[Lines of data]
>> START

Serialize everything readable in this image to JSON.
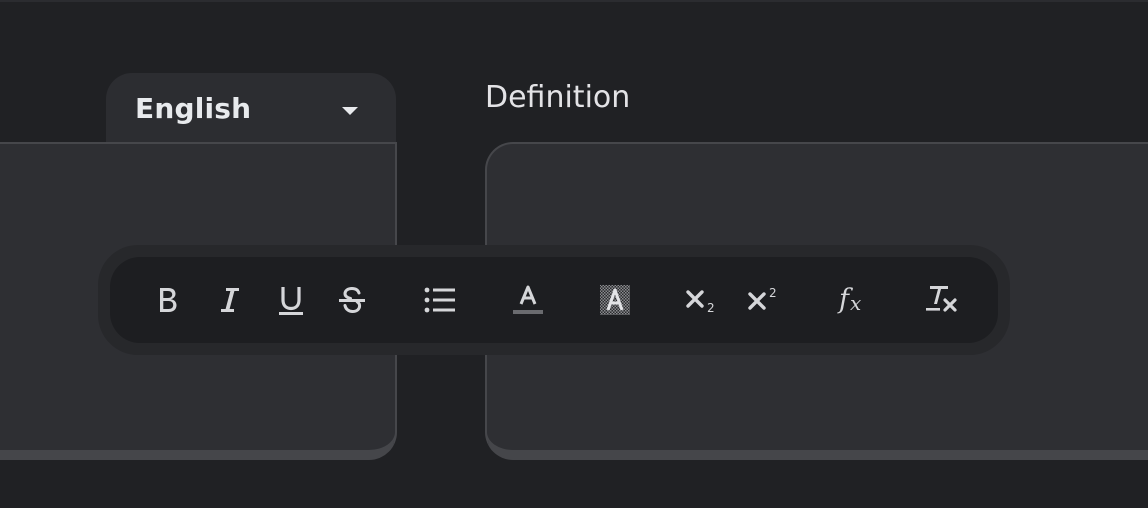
{
  "language_selector": {
    "selected": "English",
    "caret_icon": "caret-down-icon"
  },
  "definition": {
    "label": "Definition"
  },
  "toolbar": {
    "buttons": [
      {
        "name": "bold",
        "icon": "bold-icon"
      },
      {
        "name": "italic",
        "icon": "italic-icon"
      },
      {
        "name": "underline",
        "icon": "underline-icon"
      },
      {
        "name": "strikethrough",
        "icon": "strikethrough-icon"
      },
      {
        "name": "bulleted-list",
        "icon": "list-icon"
      },
      {
        "name": "text-color",
        "icon": "text-color-icon"
      },
      {
        "name": "highlight",
        "icon": "highlight-icon"
      },
      {
        "name": "subscript",
        "icon": "subscript-icon"
      },
      {
        "name": "superscript",
        "icon": "superscript-icon"
      },
      {
        "name": "formula",
        "icon": "formula-icon"
      },
      {
        "name": "clear-formatting",
        "icon": "clear-format-icon"
      }
    ]
  },
  "colors": {
    "background": "#202124",
    "panel": "#2e2f33",
    "toolbar": "#1d1e21",
    "icon": "#d5d6d9"
  }
}
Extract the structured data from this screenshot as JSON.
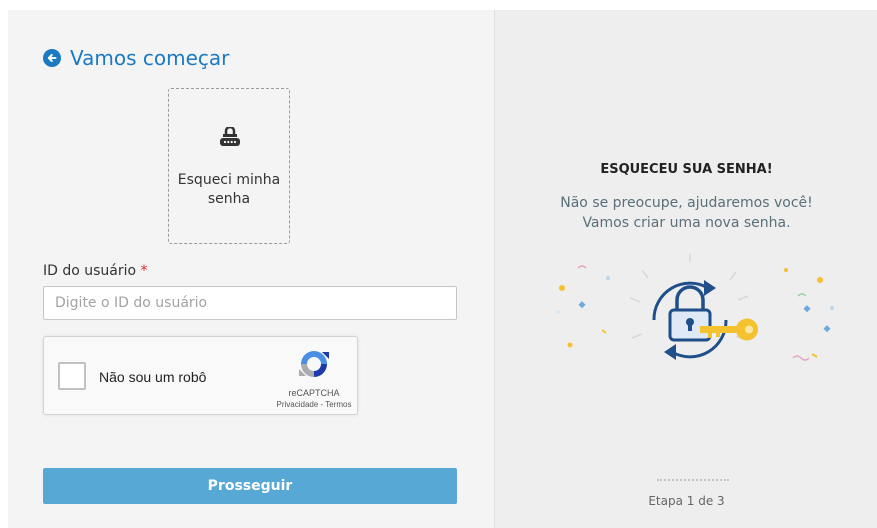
{
  "header": {
    "title": "Vamos começar",
    "back_icon": "arrow-left-circle-icon"
  },
  "option_card": {
    "icon": "lock-password-icon",
    "label_line1": "Esqueci minha",
    "label_line2": "senha"
  },
  "form": {
    "user_id_label": "ID do usuário",
    "required_marker": "*",
    "user_id_placeholder": "Digite o ID do usuário",
    "user_id_value": "",
    "submit_label": "Prosseguir"
  },
  "recaptcha": {
    "checkbox_label": "Não sou um robô",
    "checked": false,
    "brand": "reCAPTCHA",
    "privacy": "Privacidade",
    "separator": " - ",
    "terms": "Termos"
  },
  "info": {
    "title": "ESQUECEU SUA SENHA!",
    "line1": "Não se preocupe, ajudaremos você!",
    "line2": "Vamos criar uma nova senha.",
    "illustration": "lock-key-refresh-icon"
  },
  "progress": {
    "step_text": "Etapa 1 de 3",
    "current": 1,
    "total": 3
  },
  "colors": {
    "accent": "#1b7ac1",
    "button": "#58a8d6",
    "required": "#e0262b",
    "key": "#f3c22e"
  }
}
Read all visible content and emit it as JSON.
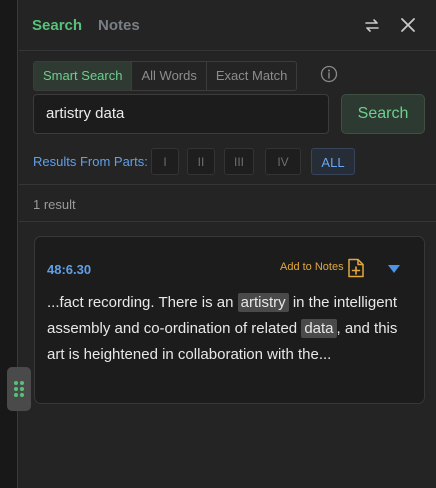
{
  "header": {
    "tabs": [
      {
        "label": "Search",
        "active": true
      },
      {
        "label": "Notes",
        "active": false
      }
    ],
    "swap_icon": "swap-arrows-icon",
    "close_icon": "close-icon"
  },
  "search_modes": [
    {
      "label": "Smart Search",
      "active": true
    },
    {
      "label": "All Words",
      "active": false
    },
    {
      "label": "Exact Match",
      "active": false
    }
  ],
  "info_icon": "info-icon",
  "search": {
    "query": "artistry data",
    "button_label": "Search"
  },
  "parts": {
    "label": "Results From Parts:",
    "options": [
      "I",
      "II",
      "III",
      "IV",
      "ALL"
    ],
    "selected": "ALL"
  },
  "results": {
    "count_text": "1 result",
    "items": [
      {
        "reference": "48:6.30",
        "add_label": "Add to Notes",
        "snippet": [
          {
            "t": "...fact recording. There is an ",
            "hl": false
          },
          {
            "t": "artistry",
            "hl": true
          },
          {
            "t": " in the intelligent assembly and co-ordination of related ",
            "hl": false
          },
          {
            "t": "data",
            "hl": true
          },
          {
            "t": ", and this art is heightened in collaboration with the...",
            "hl": false
          }
        ]
      }
    ]
  },
  "colors": {
    "accent_green": "#55c27a",
    "accent_blue": "#5fa0e8",
    "accent_orange": "#e2a83e",
    "background": "#242424"
  }
}
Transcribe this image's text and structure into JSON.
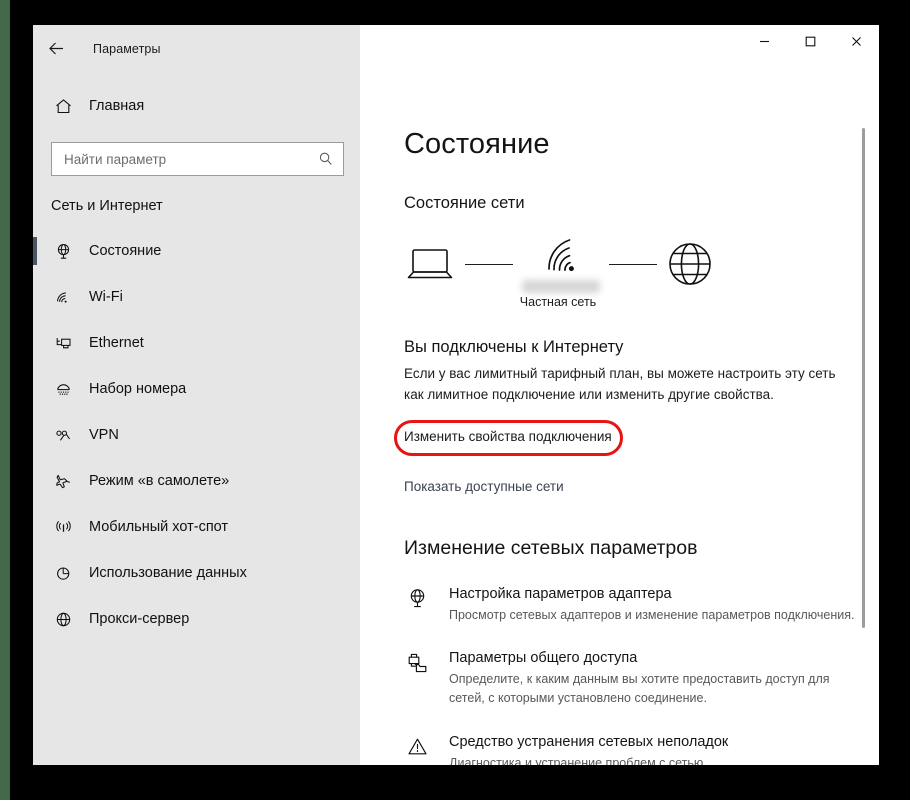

>> END

**Directive**
Without the pictures, repeat the listing above exactly.

**Result for this exercise**
Serialize everything readable in this image to JSON.
{
  "language_selector": {
    "selected": "English",
    "caret_icon": "caret-down-icon"
  },
  "definition": {
    "label": "Definition"
  },
  "toolbar": {
    "buttons": [
      {
        "name": "bold",
        "icon": "bold-icon"
      },
      {
        "name": "italic",
        "icon": "italic-icon"
      },
      {
        "name": "underline",
        "icon": "underline-icon"
      },
      {
        "name": "strikethrough",
        "icon": "strikethrough-icon"
      },
      {
        "name": "bulleted-list",
        "icon": "list-icon"
      },
      {
        "name": "text-color",
        "icon": "text-color-icon"
      },
      {
        "name": "highlight",
        "icon": "highlight-icon"
      },
      {
        "name": "subscript",
        "icon": "subscript-icon"
      },
      {
        "name": "superscript",
        "icon": "superscript-icon"
      },
      {
        "name": "formula",
        "icon": "formula-icon"
      },
      {
        "name": "clear-formatting",
        "icon": "clear-format-icon"
      }
    ]
  },
  "colors": {
    "background": "#202124",
    "panel": "#2e2f33",
    "toolbar": "#1d1e21",
    "icon": "#d5d6d9"
  }
}
Extract the structured data from this screenshot as JSON.
{
  "header": {
    "title": "Vamos começar",
    "back_icon": "arrow-left-circle-icon"
  },
  "option_card": {
    "icon": "lock-password-icon",
    "label_line1": "Esqueci minha",
    "label_line2": "senha"
  },
  "form": {
    "user_id_label": "ID do usuário",
    "required_marker": "*",
    "user_id_placeholder": "Digite o ID do usuário",
    "user_id_value": "",
    "submit_label": "Prosseguir"
  },
  "recaptcha": {
    "checkbox_label": "Não sou um robô",
    "checked": false,
    "brand": "reCAPTCHA",
    "privacy": "Privacidade",
    "separator": " - ",
    "terms": "Termos"
  },
  "info": {
    "title": "ESQUECEU SUA SENHA!",
    "line1": "Não se preocupe, ajudaremos você!",
    "line2": "Vamos criar uma nova senha.",
    "illustration": "lock-key-refresh-icon"
  },
  "progress": {
    "step_text": "Etapa 1 de 3",
    "current": 1,
    "total": 3
  },
  "colors": {
    "accent": "#1b7ac1",
    "button": "#58a8d6",
    "required": "#e0262b",
    "key": "#f3c22e"
  }
}
Read all visible content and emit it as JSON.
{
  "header": {
    "tabs": [
      {
        "label": "Search",
        "active": true
      },
      {
        "label": "Notes",
        "active": false
      }
    ],
    "swap_icon": "swap-arrows-icon",
    "close_icon": "close-icon"
  },
  "search_modes": [
    {
      "label": "Smart Search",
      "active": true
    },
    {
      "label": "All Words",
      "active": false
    },
    {
      "label": "Exact Match",
      "active": false
    }
  ],
  "info_icon": "info-icon",
  "search": {
    "query": "artistry data",
    "button_label": "Search"
  },
  "parts": {
    "label": "Results From Parts:",
    "options": [
      "I",
      "II",
      "III",
      "IV",
      "ALL"
    ],
    "selected": "ALL"
  },
  "results": {
    "count_text": "1 result",
    "items": [
      {
        "reference": "48:6.30",
        "add_label": "Add to Notes",
        "snippet": [
          {
            "t": "...fact recording. There is an ",
            "hl": false
          },
          {
            "t": "artistry",
            "hl": true
          },
          {
            "t": " in the intelligent assembly and co-ordination of related ",
            "hl": false
          },
          {
            "t": "data",
            "hl": true
          },
          {
            "t": ", and this art is heightened in collaboration with the...",
            "hl": false
          }
        ]
      }
    ]
  },
  "colors": {
    "accent_green": "#55c27a",
    "accent_blue": "#5fa0e8",
    "accent_orange": "#e2a83e",
    "background": "#242424"
  }
}
Transcribe this image's text and structure into JSON.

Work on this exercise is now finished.